__YOUR INSTRUCTIONS__. Put the lines of every entry below into a JSON list of strings, one string per line, skipping blank lines. Leave the pictures out of the answer.

[Element location data]
-------------------------
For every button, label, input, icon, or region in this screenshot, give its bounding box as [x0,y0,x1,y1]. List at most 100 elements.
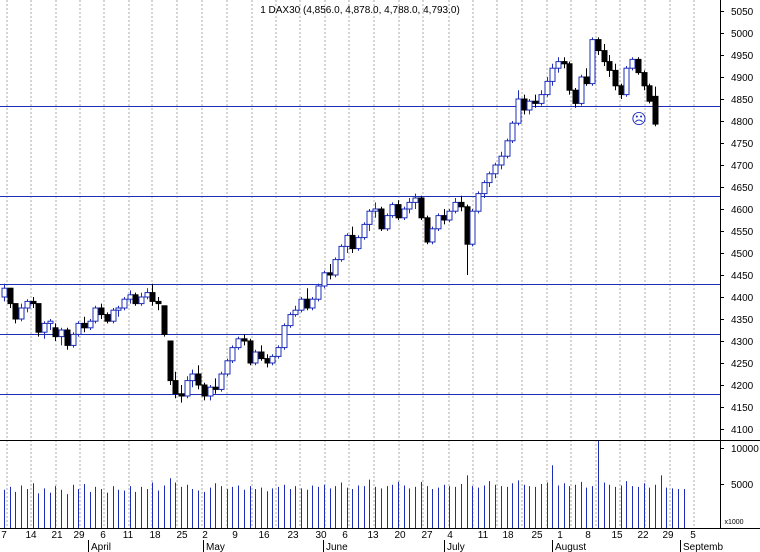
price-tick-label: 4500 [731,249,754,260]
candle-up [235,336,242,350]
chart-title: 1 DAX30 (4,856.0, 4,878.0, 4,788.0, 4,79… [260,5,460,16]
candle-down [201,382,208,401]
candle-down [161,305,168,337]
price-axis: 5050 5000 4950 4900 4850 4800 4750 4700 4650 4600… [720,7,754,436]
candle-up [321,270,328,289]
candle-up [384,213,391,231]
candle-down [132,292,139,306]
candle-up [372,202,379,218]
candle-body [178,393,185,397]
candle-body [441,215,448,221]
candle-up [309,297,316,311]
candle-up [41,321,48,339]
price-tick-label: 4650 [731,183,754,194]
price-tick-label: 4300 [731,337,754,348]
candle-body [18,307,25,320]
candle-up [544,77,551,97]
candle-up [70,332,77,348]
day-label: 18 [149,530,161,541]
candle-down [641,70,648,91]
candle-up [1,283,8,302]
price-tick-label: 4700 [731,161,754,172]
candle-body [424,217,431,243]
volume-unit-label: x1000 [724,519,743,526]
candle-up [189,369,196,388]
candle-down [424,215,431,245]
candle-body [327,272,334,276]
candle-body [167,340,174,382]
candle-body [366,210,373,225]
candle-down [30,297,37,308]
frame [0,0,760,529]
candle-up [429,226,436,245]
candle-body [544,80,551,96]
candle-down [172,371,179,399]
price-tick-label: 4600 [731,205,754,216]
candle-body [509,122,516,142]
candle-down [441,209,448,225]
candle-down [532,94,539,108]
candle-body [321,272,328,287]
day-label: 27 [421,530,433,541]
candle-down [35,303,42,337]
candle-body [515,98,522,124]
candle-up [110,308,117,324]
candle-body [504,140,511,157]
candle-body [612,69,619,87]
candle-down [12,303,19,324]
candle-down [167,340,174,385]
candle-body [258,351,265,360]
candle-body [526,100,533,111]
candle-up [504,138,511,159]
day-label: 7 [1,530,7,541]
candle-body [207,386,214,397]
price-tick-label: 4950 [731,51,754,62]
day-label: 9 [232,530,238,541]
candle-body [58,329,65,338]
candle-up [406,198,413,214]
candle-body [172,380,179,395]
candle-up [252,349,259,366]
month-label: June [326,542,348,552]
volume-bars [4,440,685,528]
candle-down [652,86,659,127]
candle-body [52,327,59,338]
price-tick-label: 4400 [731,293,754,304]
candle-body [75,322,82,335]
day-label: 11 [123,530,134,541]
day-label: 29 [662,530,674,541]
candle-body [561,61,568,65]
candle-up [549,63,556,86]
candle-up [332,257,339,278]
price-tick-label: 4850 [731,95,754,106]
candle-down [52,323,59,341]
candle-down [7,287,14,308]
candle-body [521,98,528,111]
candle-down [195,365,202,390]
candle-down [149,283,156,306]
candle-body [287,314,294,327]
candle-body [498,155,505,166]
frown-annotation: ☹ [631,111,647,128]
candle-up [492,162,499,179]
candle-body [184,380,191,397]
candle-up [486,171,493,187]
candle-body [469,210,476,245]
candle-up [229,345,236,363]
candle-up [275,345,282,359]
candle-body [384,215,391,230]
candle-body [138,296,145,305]
candle-down [241,334,248,346]
candle-down [98,303,105,319]
candle-body [309,298,316,309]
candle-body [389,204,396,217]
candle-body [281,325,288,349]
candle-up [121,297,128,311]
candle-up [498,151,505,170]
day-label: 18 [502,530,514,541]
candle-body [623,67,630,96]
candle-up [446,209,453,223]
candle-up [481,180,488,198]
candle-body [115,307,122,311]
candle-body [275,347,282,357]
-------------------------
__ANSWER TO THE EXERCISE__.
[
  "For every button, label, input, icon, or region in this screenshot, give its bounding box as [x0,y0,x1,y1]. List at most 100 elements.",
  "price-tick-label: 4500 [731,249,754,260]",
  "candle-up [235,336,242,350]",
  "chart-title: 1 DAX30 (4,856.0, 4,878.0, 4,788.0, 4,79… [260,5,460,16]",
  "candle-down [201,382,208,401]",
  "candle-down [161,305,168,337]",
  "price-axis: 5050 5000 4950 4900 4850 4800 4750 4700 4650 4600… [720,7,754,436]",
  "candle-up [321,270,328,289]",
  "candle-up [384,213,391,231]",
  "candle-down [132,292,139,306]",
  "candle-up [372,202,379,218]",
  "candle-body [178,393,185,397]",
  "candle-body [441,215,448,221]",
  "candle-up [309,297,316,311]",
  "candle-up [41,321,48,339]",
  "price-tick-label: 4650 [731,183,754,194]",
  "price-tick-label: 4300 [731,337,754,348]",
  "candle-body [18,307,25,320]",
  "candle-up [544,77,551,97]",
  "candle-up [70,332,77,348]",
  "day-label: 18 [149,530,161,541]",
  "candle-down [641,70,648,91]",
  "candle-up [1,283,8,302]",
  "price-tick-label: 4700 [731,161,754,172]",
  "candle-body [424,217,431,243]",
  "volume-unit-label: x1000 [724,519,743,526]",
  "candle-up [189,369,196,388]",
  "candle-down [424,215,431,245]",
  "candle-body [327,272,334,276]",
  "candle-body [167,340,174,382]",
  "candle-body [366,210,373,225]",
  "candle-down [30,297,37,308]",
  "frame [0,0,760,529]",
  "candle-up [429,226,436,245]",
  "candle-body [544,80,551,96]",
  "candle-down [172,371,179,399]",
  "price-tick-label: 4600 [731,205,754,216]",
  "candle-body [509,122,516,142]",
  "candle-down [441,209,448,225]",
  "candle-down [532,94,539,108]",
  "candle-body [321,272,328,287]",
  "day-label: 27 [421,530,433,541]",
  "candle-down [35,303,42,337]",
  "candle-body [515,98,522,124]",
  "candle-up [110,308,117,324]",
  "candle-body [504,140,511,157]",
  "candle-body [612,69,619,87]",
  "candle-down [12,303,19,324]",
  "candle-down [167,340,174,385]",
  "candle-body [258,351,265,360]",
  "candle-body [526,100,533,111]",
  "candle-up [504,138,511,159]",
  "day-label: 7 [1,530,7,541]",
  "candle-body [207,386,214,397]",
  "price-tick-label: 4950 [731,51,754,62]",
  "day-label: 9 [232,530,238,541]",
  "candle-body [58,329,65,338]",
  "candle-up [406,198,413,214]",
  "candle-body [172,380,179,395]",
  "candle-up [252,349,259,366]",
  "month-label: June [326,542,348,552]",
  "volume-bars [4,440,685,528]",
  "candle-down [652,86,659,127]",
  "candle-body [52,327,59,338]",
  "price-tick-label: 4400 [731,293,754,304]",
  "candle-body [75,322,82,335]",
  "day-label: 11 [123,530,134,541]",
  "day-label: 29 [662,530,674,541]",
  "candle-body [561,61,568,65]",
  "candle-up [549,63,556,86]",
  "candle-up [332,257,339,278]",
  "price-tick-label: 4850 [731,95,754,106]",
  "candle-down [52,323,59,341]",
  "candle-down [7,287,14,308]",
  "candle-body [521,98,528,111]",
  "candle-down [195,365,202,390]",
  "candle-down [149,283,156,306]",
  "candle-body [287,314,294,327]",
  "candle-body [498,155,505,166]",
  "frown-annotation: ☹ [631,111,647,128]",
  "candle-up [492,162,499,179]",
  "candle-body [184,380,191,397]",
  "candle-up [486,171,493,187]",
  "candle-body [469,210,476,245]",
  "candle-up [229,345,236,363]",
  "candle-up [275,345,282,359]",
  "candle-body [384,215,391,230]",
  "candle-body [138,296,145,305]",
  "candle-down [241,334,248,346]",
  "candle-down [98,303,105,319]",
  "candle-body [309,298,316,309]",
  "candle-body [389,204,396,217]",
  "candle-body [281,325,288,349]",
  "candle-up [121,297,128,311]",
  "candle-up [498,151,505,170]",
  "day-label: 18 [502,530,514,541]",
  "candle-body [623,67,630,96]",
  "candle-up [446,209,453,223]",
  "candle-up [481,180,488,198]",
  "candle-body [115,307,122,311]",
  "candle-body [275,347,282,357]"
]